Items from a figure collection –
——

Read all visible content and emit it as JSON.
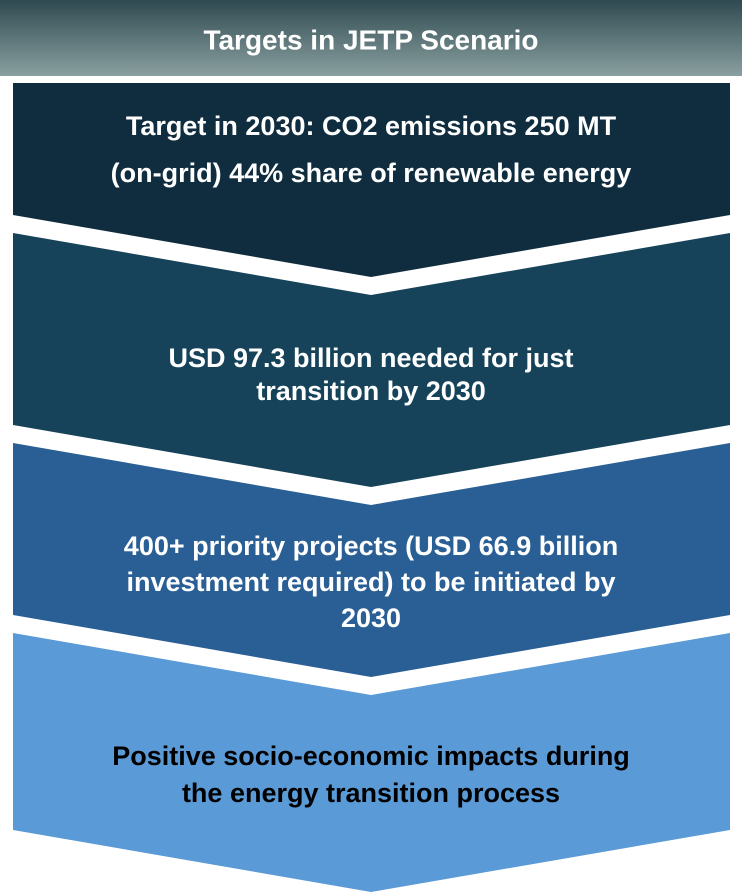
{
  "header": {
    "title": "Targets in JETP Scenario"
  },
  "chevrons": [
    {
      "lines": [
        "Target in 2030: CO2 emissions 250 MT",
        "(on-grid) 44% share of renewable energy"
      ]
    },
    {
      "lines": [
        "USD 97.3 billion needed for just",
        "transition by 2030"
      ]
    },
    {
      "lines": [
        "400+ priority projects (USD 66.9 billion",
        "investment required) to be initiated by",
        "2030"
      ]
    },
    {
      "lines": [
        "Positive socio-economic impacts during",
        "the energy transition process"
      ]
    }
  ]
}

——

Problem to work on – Transcribe all of the material exactly, leaving out whatever pictures it contains.

Reply –
Read all visible content and emit it as JSON.
{
  "header": {
    "title": "Targets in JETP Scenario"
  },
  "chevrons": [
    {
      "lines": [
        "Target in 2030: CO2 emissions 250 MT",
        "(on-grid) 44% share of renewable energy"
      ]
    },
    {
      "lines": [
        "USD 97.3 billion needed for just",
        "transition by 2030"
      ]
    },
    {
      "lines": [
        "400+ priority projects (USD 66.9 billion",
        "investment required) to be initiated by",
        "2030"
      ]
    },
    {
      "lines": [
        "Positive socio-economic impacts during",
        "the energy transition process"
      ]
    }
  ]
}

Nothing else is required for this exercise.